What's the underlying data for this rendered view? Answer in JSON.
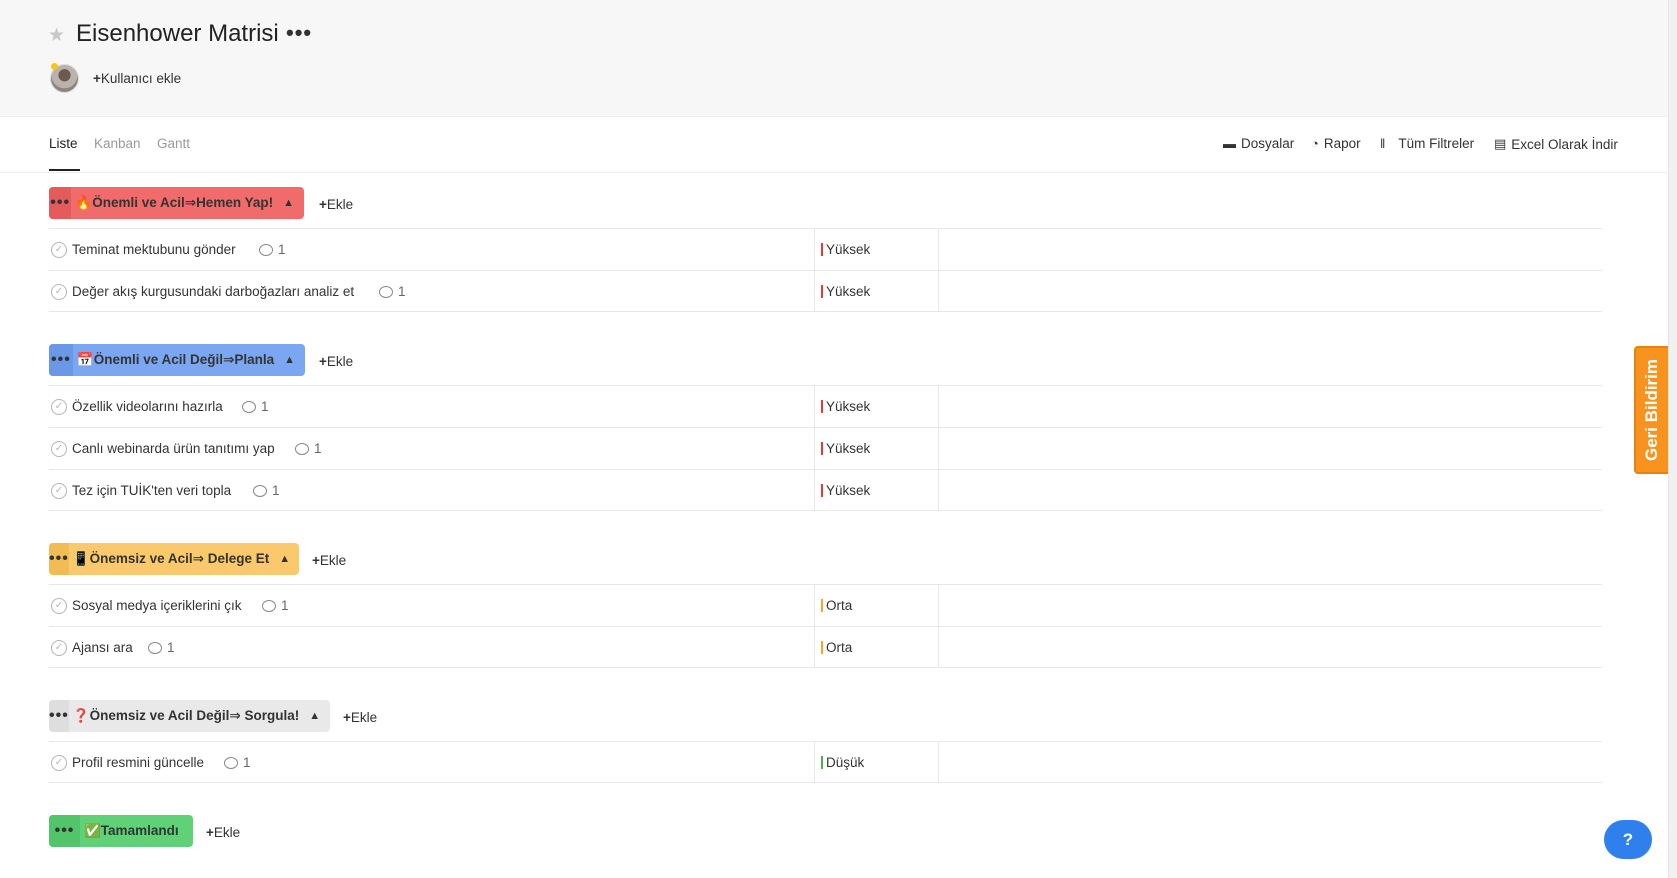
{
  "header": {
    "title": "Eisenhower Matrisi",
    "more": "•••",
    "add_user": "Kullanıcı ekle"
  },
  "tabs": [
    {
      "label": "Liste",
      "active": true
    },
    {
      "label": "Kanban",
      "active": false
    },
    {
      "label": "Gantt",
      "active": false
    }
  ],
  "tools": {
    "files": "Dosyalar",
    "report": "Rapor",
    "filters": "Tüm Filtreler",
    "excel": "Excel Olarak İndir"
  },
  "add_label": "Ekle",
  "groups": [
    {
      "label": "🔥Önemli ve Acil⇒Hemen Yap!",
      "color": "#f26b6b",
      "tasks": [
        {
          "title": "Teminat mektubunu gönder",
          "comments": "1",
          "priority": "Yüksek",
          "priority_color": "#e53935"
        },
        {
          "title": "Değer akış kurgusundaki darboğazları analiz et",
          "comments": "1",
          "priority": "Yüksek",
          "priority_color": "#e53935"
        }
      ]
    },
    {
      "label": "📅Önemli ve Acil Değil⇒Planla",
      "color": "#7ba7f2",
      "tasks": [
        {
          "title": "Özellik videolarını hazırla",
          "comments": "1",
          "priority": "Yüksek",
          "priority_color": "#e53935"
        },
        {
          "title": "Canlı webinarda ürün tanıtımı yap",
          "comments": "1",
          "priority": "Yüksek",
          "priority_color": "#e53935"
        },
        {
          "title": "Tez için TUİK'ten veri topla",
          "comments": "1",
          "priority": "Yüksek",
          "priority_color": "#e53935"
        }
      ]
    },
    {
      "label": "📱Önemsiz ve Acil⇒ Delege Et",
      "color": "#f9c96b",
      "tasks": [
        {
          "title": "Sosyal medya içeriklerini çık",
          "comments": "1",
          "priority": "Orta",
          "priority_color": "#f5a623"
        },
        {
          "title": "Ajansı ara",
          "comments": "1",
          "priority": "Orta",
          "priority_color": "#f5a623"
        }
      ]
    },
    {
      "label": "❓Önemsiz ve Acil Değil⇒ Sorgula!",
      "color": "#e9e9e9",
      "tasks": [
        {
          "title": "Profil resmini güncelle",
          "comments": "1",
          "priority": "Düşük",
          "priority_color": "#4caf50"
        }
      ]
    },
    {
      "label": "✅Tamamlandı",
      "color": "#5fd176",
      "tasks": []
    }
  ],
  "feedback": "Geri Bildirim",
  "help": "?"
}
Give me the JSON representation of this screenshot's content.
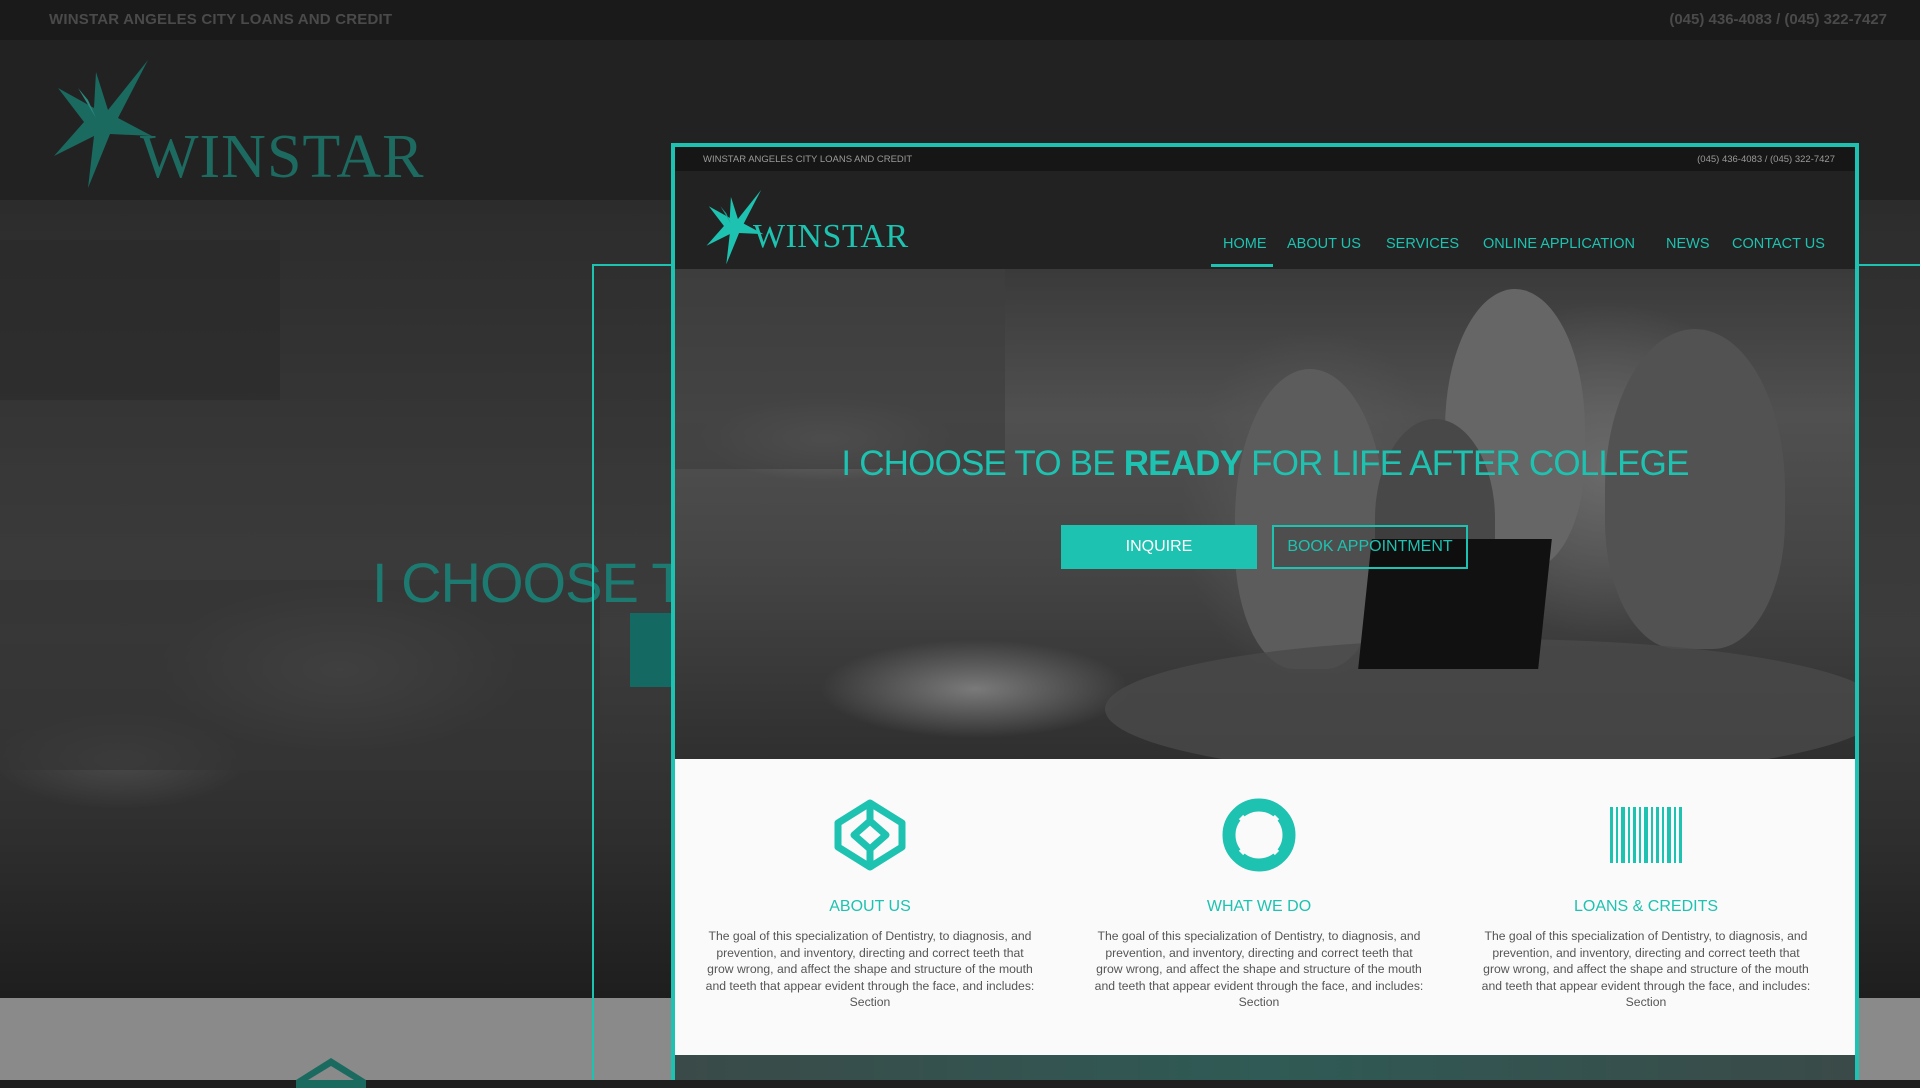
{
  "company_tagline": "WINSTAR ANGELES CITY LOANS AND CREDIT",
  "phones": "(045) 436-4083 / (045) 322-7427",
  "logo_text": "WINSTAR",
  "nav": [
    {
      "label": "HOME",
      "active": true
    },
    {
      "label": "ABOUT US",
      "active": false
    },
    {
      "label": "SERVICES",
      "active": false
    },
    {
      "label": "ONLINE APPLICATION",
      "active": false
    },
    {
      "label": "NEWS",
      "active": false
    },
    {
      "label": "CONTACT US",
      "active": false
    }
  ],
  "hero": {
    "title_pre": "I CHOOSE TO BE ",
    "title_bold": "READY",
    "title_post": " FOR LIFE AFTER COLLEGE",
    "bg_fragment": "I CHOOSE TO",
    "inquire_label": "INQUIRE",
    "book_label": "BOOK APPOINTMENT"
  },
  "features": [
    {
      "icon": "codepen-cube-icon",
      "title": "ABOUT US",
      "text": "The goal of this specialization of Dentistry, to diagnosis, and prevention, and inventory, directing and correct teeth that grow wrong, and affect the shape and structure of the mouth and teeth that appear evident through the face, and includes: Section"
    },
    {
      "icon": "lifebuoy-icon",
      "title": "WHAT WE DO",
      "text": "The goal of this specialization of Dentistry, to diagnosis, and prevention, and inventory, directing and correct teeth that grow wrong, and affect the shape and structure of the mouth and teeth that appear evident through the face, and includes: Section"
    },
    {
      "icon": "barcode-icon",
      "title": "LOANS & CREDITS",
      "text": "The goal of this specialization of Dentistry, to diagnosis, and prevention, and inventory, directing and correct teeth that grow wrong, and affect the shape and structure of the mouth and teeth that appear evident through the face, and includes: Section"
    }
  ],
  "colors": {
    "accent": "#1ec2b0",
    "dark": "#1f1f1f"
  }
}
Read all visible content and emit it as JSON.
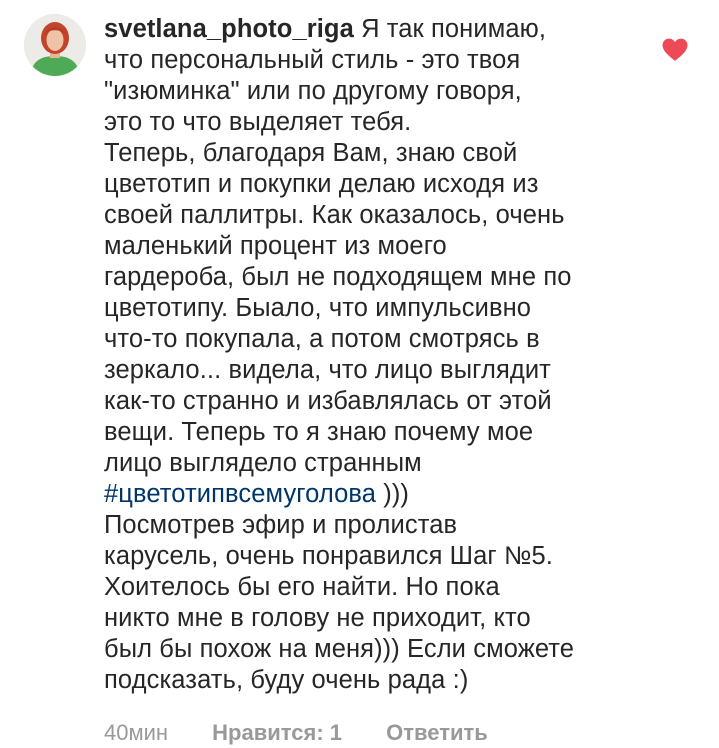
{
  "comment": {
    "username": "svetlana_photo_riga",
    "text_first": " Я так понимаю,\nчто персональный стиль - это твоя\n\"изюминка\" или по другому говоря,\nэто то что выделяет тебя.\nТеперь, благодаря Вам, знаю свой\nцветотип и покупки делаю исходя из\nсвоей паллитры. Как оказалось, очень\nмаленький процент из моего\nгардероба, был не подходящем мне по\nцветотипу. Быало, что импульсивно\nчто-то покупала, а потом смотрясь в\nзеркало... видела, что лицо выглядит\nкак-то странно и избавлялась от этой\nвещи. Теперь то я знаю почему мое\nлицо выглядело странным\n",
    "hashtag": "#цветотипвсемуголова",
    "text_after_hashtag": " )))",
    "text_second": "Посмотрев эфир и пролистав\nкарусель, очень понравился Шаг №5.\nХоителось бы его найти. Но пока\nникто мне в голову не приходит, кто\nбыл бы похож на меня))) Если сможете\nподсказать, буду очень рада :)",
    "liked": true
  },
  "meta": {
    "time": "40мин",
    "likes": "Нравится: 1",
    "reply": "Ответить"
  },
  "colors": {
    "text": "#262626",
    "hashtag": "#003569",
    "like_heart": "#ed4956",
    "meta": "#999999"
  },
  "icons": {
    "avatar": "user-avatar",
    "like": "heart-icon"
  }
}
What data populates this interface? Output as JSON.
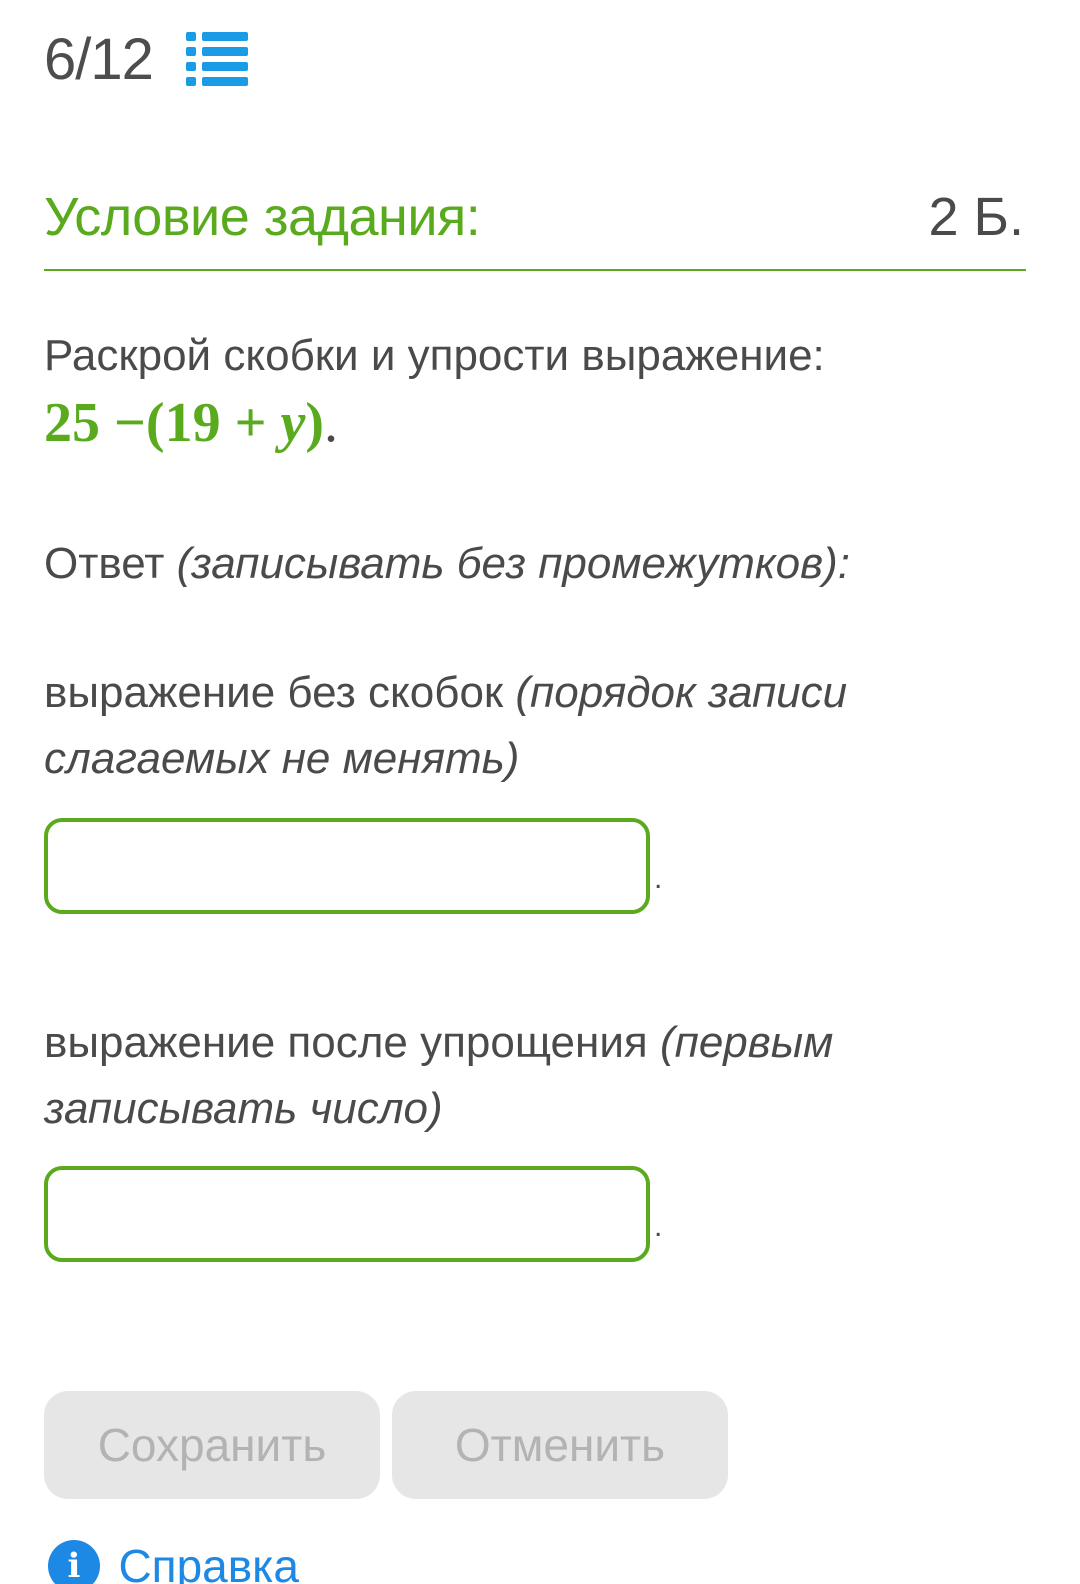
{
  "header": {
    "progress": "6/12",
    "list_icon": "list-icon"
  },
  "condition": {
    "title": "Условие задания:",
    "points": "2 Б.",
    "accent_color": "#5aaa1e"
  },
  "task": {
    "text": "Раскрой скобки и упрости выражение:",
    "expr_number": "25",
    "expr_minus": "−",
    "expr_open": "(19",
    "expr_plus": "+",
    "expr_var": "y",
    "expr_close": ")",
    "expr_dot": "."
  },
  "answer": {
    "label": "Ответ",
    "hint": "(записывать без промежутков):"
  },
  "questions": [
    {
      "label": "выражение без скобок",
      "hint": "(порядок записи слагаемых не менять)",
      "value": "",
      "suffix": "."
    },
    {
      "label": "выражение после упрощения",
      "hint": "(первым записывать число)",
      "value": "",
      "suffix": "."
    }
  ],
  "buttons": {
    "save": "Сохранить",
    "cancel": "Отменить"
  },
  "help": {
    "icon": "info-icon",
    "icon_glyph": "i",
    "label": "Справка",
    "color": "#1e88e5"
  }
}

* [DO THIS]:
Leave out the pictures and repeat everything else in the records exactly.

* [TASK ANSWER]:
What's the underlying data for this rendered view? Answer in JSON.
{
  "header": {
    "title": "Eisenhower Matrisi",
    "more": "•••",
    "add_user": "Kullanıcı ekle"
  },
  "tabs": [
    {
      "label": "Liste",
      "active": true
    },
    {
      "label": "Kanban",
      "active": false
    },
    {
      "label": "Gantt",
      "active": false
    }
  ],
  "tools": {
    "files": "Dosyalar",
    "report": "Rapor",
    "filters": "Tüm Filtreler",
    "excel": "Excel Olarak İndir"
  },
  "add_label": "Ekle",
  "groups": [
    {
      "label": "🔥Önemli ve Acil⇒Hemen Yap!",
      "color": "#f26b6b",
      "tasks": [
        {
          "title": "Teminat mektubunu gönder",
          "comments": "1",
          "priority": "Yüksek",
          "priority_color": "#e53935"
        },
        {
          "title": "Değer akış kurgusundaki darboğazları analiz et",
          "comments": "1",
          "priority": "Yüksek",
          "priority_color": "#e53935"
        }
      ]
    },
    {
      "label": "📅Önemli ve Acil Değil⇒Planla",
      "color": "#7ba7f2",
      "tasks": [
        {
          "title": "Özellik videolarını hazırla",
          "comments": "1",
          "priority": "Yüksek",
          "priority_color": "#e53935"
        },
        {
          "title": "Canlı webinarda ürün tanıtımı yap",
          "comments": "1",
          "priority": "Yüksek",
          "priority_color": "#e53935"
        },
        {
          "title": "Tez için TUİK'ten veri topla",
          "comments": "1",
          "priority": "Yüksek",
          "priority_color": "#e53935"
        }
      ]
    },
    {
      "label": "📱Önemsiz ve Acil⇒ Delege Et",
      "color": "#f9c96b",
      "tasks": [
        {
          "title": "Sosyal medya içeriklerini çık",
          "comments": "1",
          "priority": "Orta",
          "priority_color": "#f5a623"
        },
        {
          "title": "Ajansı ara",
          "comments": "1",
          "priority": "Orta",
          "priority_color": "#f5a623"
        }
      ]
    },
    {
      "label": "❓Önemsiz ve Acil Değil⇒ Sorgula!",
      "color": "#e9e9e9",
      "tasks": [
        {
          "title": "Profil resmini güncelle",
          "comments": "1",
          "priority": "Düşük",
          "priority_color": "#4caf50"
        }
      ]
    },
    {
      "label": "✅Tamamlandı",
      "color": "#5fd176",
      "tasks": []
    }
  ],
  "feedback": "Geri Bildirim",
  "help": "?"
}
Give me the JSON representation of this screenshot's content.
{
  "company_tagline": "WINSTAR ANGELES CITY LOANS AND CREDIT",
  "phones": "(045) 436-4083 / (045) 322-7427",
  "logo_text": "WINSTAR",
  "nav": [
    {
      "label": "HOME",
      "active": true
    },
    {
      "label": "ABOUT US",
      "active": false
    },
    {
      "label": "SERVICES",
      "active": false
    },
    {
      "label": "ONLINE APPLICATION",
      "active": false
    },
    {
      "label": "NEWS",
      "active": false
    },
    {
      "label": "CONTACT US",
      "active": false
    }
  ],
  "hero": {
    "title_pre": "I CHOOSE TO BE ",
    "title_bold": "READY",
    "title_post": " FOR LIFE AFTER COLLEGE",
    "bg_fragment": "I CHOOSE TO",
    "inquire_label": "INQUIRE",
    "book_label": "BOOK APPOINTMENT"
  },
  "features": [
    {
      "icon": "codepen-cube-icon",
      "title": "ABOUT US",
      "text": "The goal of this specialization of Dentistry, to diagnosis, and prevention, and inventory, directing and correct teeth that grow wrong, and affect the shape and structure of the mouth and teeth that appear evident through the face, and includes: Section"
    },
    {
      "icon": "lifebuoy-icon",
      "title": "WHAT WE DO",
      "text": "The goal of this specialization of Dentistry, to diagnosis, and prevention, and inventory, directing and correct teeth that grow wrong, and affect the shape and structure of the mouth and teeth that appear evident through the face, and includes: Section"
    },
    {
      "icon": "barcode-icon",
      "title": "LOANS & CREDITS",
      "text": "The goal of this specialization of Dentistry, to diagnosis, and prevention, and inventory, directing and correct teeth that grow wrong, and affect the shape and structure of the mouth and teeth that appear evident through the face, and includes: Section"
    }
  ],
  "colors": {
    "accent": "#1ec2b0",
    "dark": "#1f1f1f"
  }
}
Read all visible content and emit it as JSON.
{
  "comment": {
    "username": "svetlana_photo_riga",
    "text_first": " Я так понимаю,\nчто персональный стиль - это твоя\n\"изюминка\" или по другому говоря,\nэто то что выделяет тебя.\nТеперь, благодаря Вам, знаю свой\nцветотип и покупки делаю исходя из\nсвоей паллитры. Как оказалось, очень\nмаленький процент из моего\nгардероба, был не подходящем мне по\nцветотипу. Быало, что импульсивно\nчто-то покупала, а потом смотрясь в\nзеркало... видела, что лицо выглядит\nкак-то странно и избавлялась от этой\nвещи. Теперь то я знаю почему мое\nлицо выглядело странным\n",
    "hashtag": "#цветотипвсемуголова",
    "text_after_hashtag": " )))",
    "text_second": "Посмотрев эфир и пролистав\nкарусель, очень понравился Шаг №5.\nХоителось бы его найти. Но пока\nникто мне в голову не приходит, кто\nбыл бы похож на меня))) Если сможете\nподсказать, буду очень рада :)",
    "liked": true
  },
  "meta": {
    "time": "40мин",
    "likes": "Нравится: 1",
    "reply": "Ответить"
  },
  "colors": {
    "text": "#262626",
    "hashtag": "#003569",
    "like_heart": "#ed4956",
    "meta": "#999999"
  },
  "icons": {
    "avatar": "user-avatar",
    "like": "heart-icon"
  }
}
What data populates this interface? Output as JSON.
{
  "header": {
    "progress": "6/12",
    "list_icon": "list-icon"
  },
  "condition": {
    "title": "Условие задания:",
    "points": "2 Б.",
    "accent_color": "#5aaa1e"
  },
  "task": {
    "text": "Раскрой скобки и упрости выражение:",
    "expr_number": "25",
    "expr_minus": "−",
    "expr_open": "(19",
    "expr_plus": "+",
    "expr_var": "y",
    "expr_close": ")",
    "expr_dot": "."
  },
  "answer": {
    "label": "Ответ",
    "hint": "(записывать без промежутков):"
  },
  "questions": [
    {
      "label": "выражение без скобок",
      "hint": "(порядок записи слагаемых не менять)",
      "value": "",
      "suffix": "."
    },
    {
      "label": "выражение после упрощения",
      "hint": "(первым записывать число)",
      "value": "",
      "suffix": "."
    }
  ],
  "buttons": {
    "save": "Сохранить",
    "cancel": "Отменить"
  },
  "help": {
    "icon": "info-icon",
    "icon_glyph": "i",
    "label": "Справка",
    "color": "#1e88e5"
  }
}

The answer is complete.